● Required work
Update the rows below by putting "bounding box" wherever "bbox" appears and keeping everything else the same. Leave the pictures out of your answer.
───── Exercise input
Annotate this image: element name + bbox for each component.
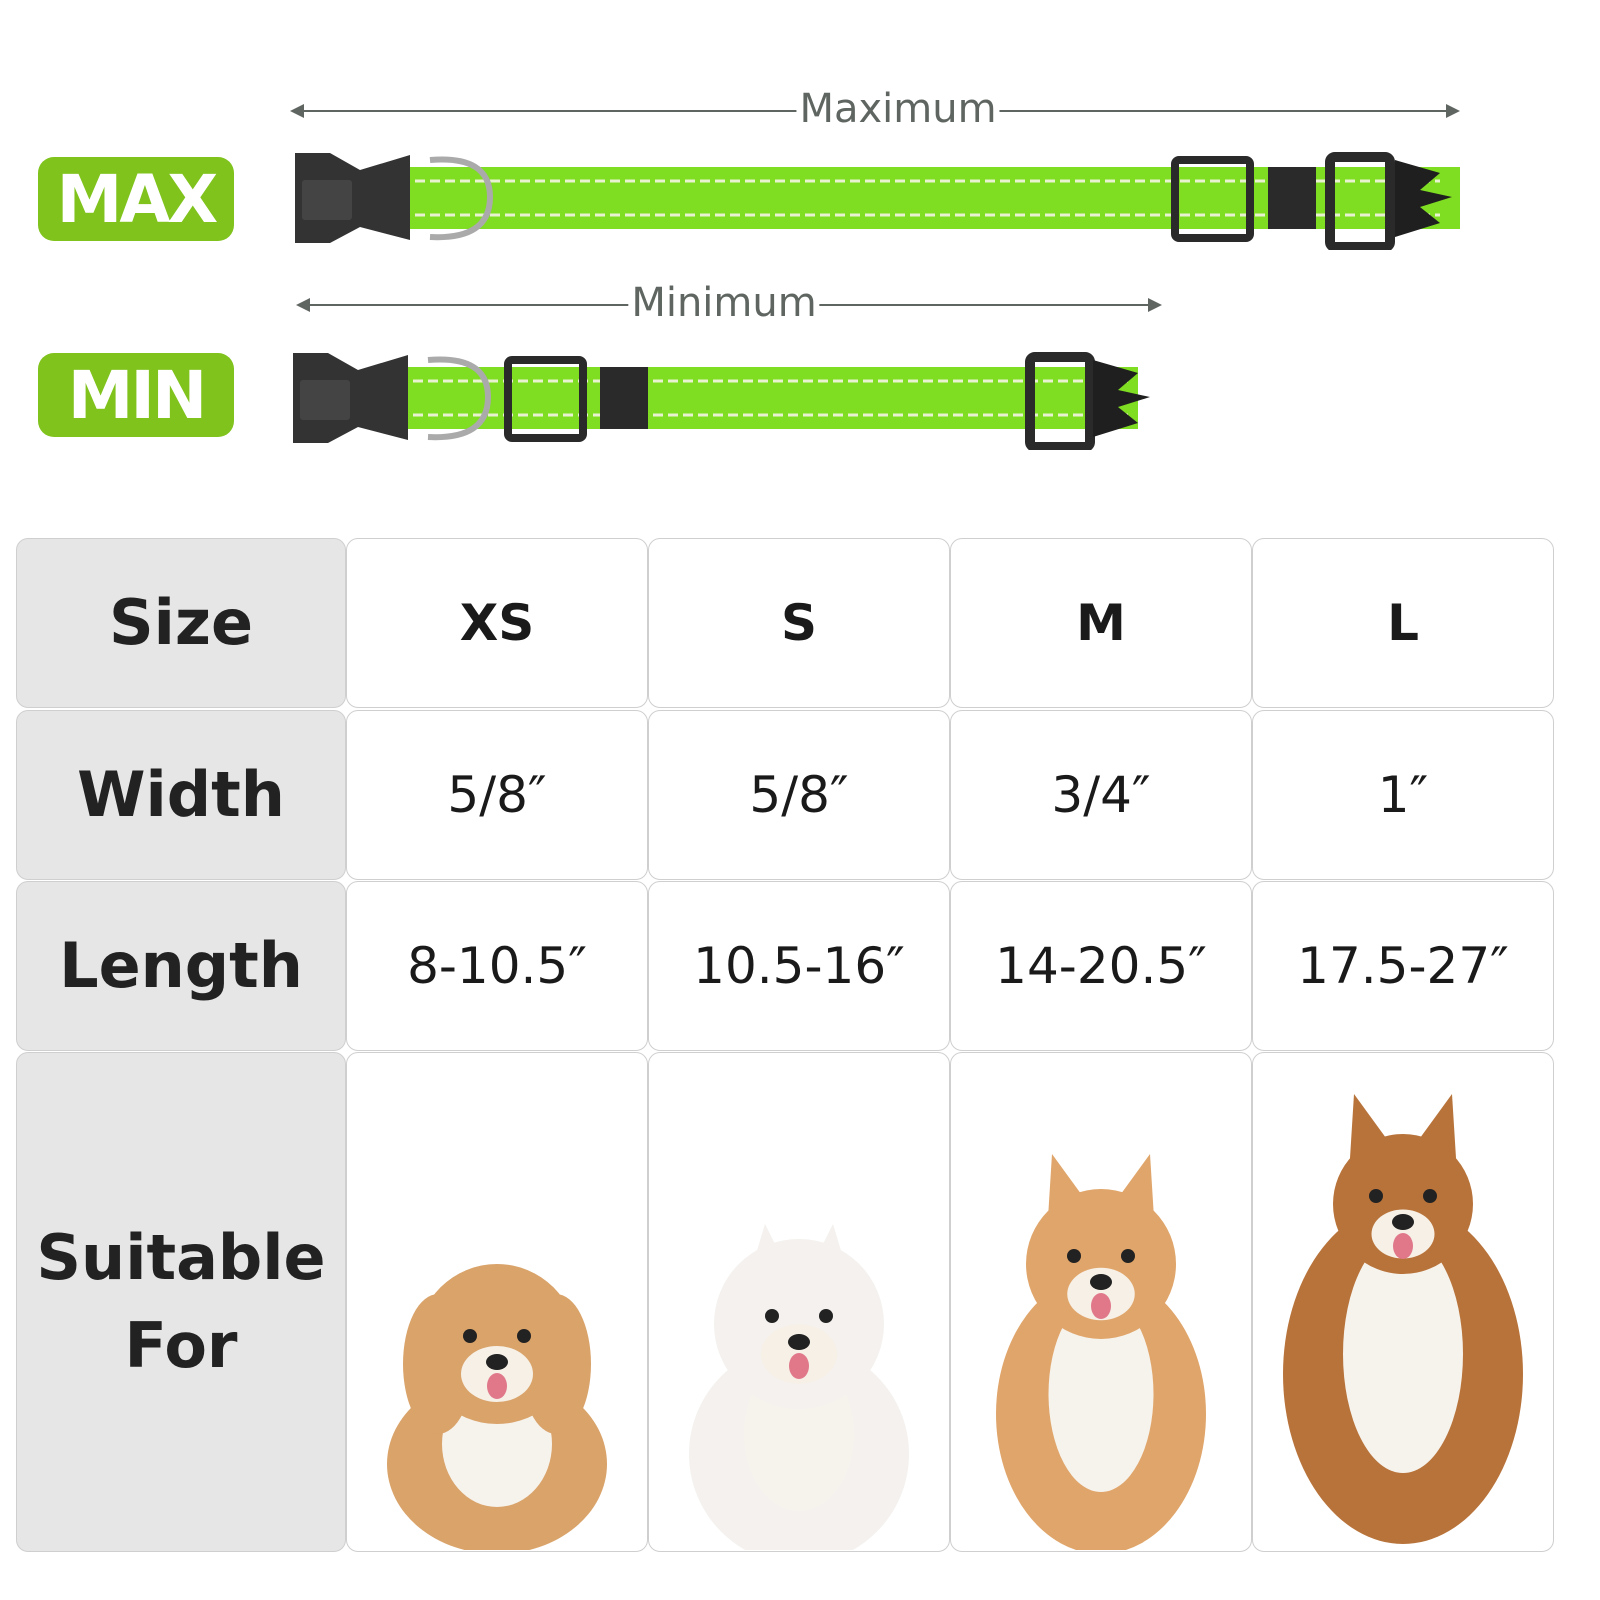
maltipoo-puppy-image <box>387 1264 607 1550</box>
pomeranian-white-image <box>689 1224 909 1550</box>
header-length: Length <box>16 881 346 1051</box>
spitz-mix-image <box>996 1154 1206 1550</box>
length-m: 14-20.5″ <box>950 881 1252 1051</box>
width-l: 1″ <box>1252 710 1554 880</box>
dog-xs-image <box>346 1052 648 1552</box>
sheltie-collie-image <box>1283 1094 1523 1544</box>
dog-m-image <box>950 1052 1252 1552</box>
min-badge: MIN <box>38 353 234 437</box>
length-l: 17.5-27″ <box>1252 881 1554 1051</box>
size-l: L <box>1252 538 1554 708</box>
maximum-arrow: Maximum <box>290 86 1460 132</box>
max-badge: MAX <box>38 157 234 241</box>
maximum-label: Maximum <box>796 86 1000 132</box>
width-m: 3/4″ <box>950 710 1252 880</box>
size-m: M <box>950 538 1252 708</box>
header-suitable-for: Suitable For <box>16 1052 346 1552</box>
width-xs: 5/8″ <box>346 710 648 880</box>
minimum-arrow: Minimum <box>296 280 1162 326</box>
collar-max-image <box>295 152 1460 250</box>
header-width: Width <box>16 710 346 880</box>
collar-min-image <box>293 352 1150 450</box>
size-s: S <box>648 538 950 708</box>
dog-s-image <box>648 1052 950 1552</box>
header-size: Size <box>16 538 346 708</box>
minimum-label: Minimum <box>628 280 820 326</box>
length-xs: 8-10.5″ <box>346 881 648 1051</box>
size-xs: XS <box>346 538 648 708</box>
width-s: 5/8″ <box>648 710 950 880</box>
length-s: 10.5-16″ <box>648 881 950 1051</box>
dog-l-image <box>1252 1052 1554 1552</box>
──────────
● Correct result
Annotate this image: element name + bounding box for each component.
maltipoo-puppy-image <box>387 1264 607 1550</box>
pomeranian-white-image <box>689 1224 909 1550</box>
header-length: Length <box>16 881 346 1051</box>
spitz-mix-image <box>996 1154 1206 1550</box>
length-m: 14-20.5″ <box>950 881 1252 1051</box>
width-l: 1″ <box>1252 710 1554 880</box>
dog-xs-image <box>346 1052 648 1552</box>
sheltie-collie-image <box>1283 1094 1523 1544</box>
dog-m-image <box>950 1052 1252 1552</box>
min-badge: MIN <box>38 353 234 437</box>
length-l: 17.5-27″ <box>1252 881 1554 1051</box>
size-l: L <box>1252 538 1554 708</box>
maximum-arrow: Maximum <box>290 86 1460 132</box>
max-badge: MAX <box>38 157 234 241</box>
maximum-label: Maximum <box>796 86 1000 132</box>
width-m: 3/4″ <box>950 710 1252 880</box>
size-m: M <box>950 538 1252 708</box>
header-suitable-for: Suitable For <box>16 1052 346 1552</box>
width-xs: 5/8″ <box>346 710 648 880</box>
minimum-arrow: Minimum <box>296 280 1162 326</box>
collar-max-image <box>295 152 1460 250</box>
header-width: Width <box>16 710 346 880</box>
collar-min-image <box>293 352 1150 450</box>
size-s: S <box>648 538 950 708</box>
dog-s-image <box>648 1052 950 1552</box>
header-size: Size <box>16 538 346 708</box>
minimum-label: Minimum <box>628 280 820 326</box>
length-xs: 8-10.5″ <box>346 881 648 1051</box>
size-xs: XS <box>346 538 648 708</box>
width-s: 5/8″ <box>648 710 950 880</box>
length-s: 10.5-16″ <box>648 881 950 1051</box>
dog-l-image <box>1252 1052 1554 1552</box>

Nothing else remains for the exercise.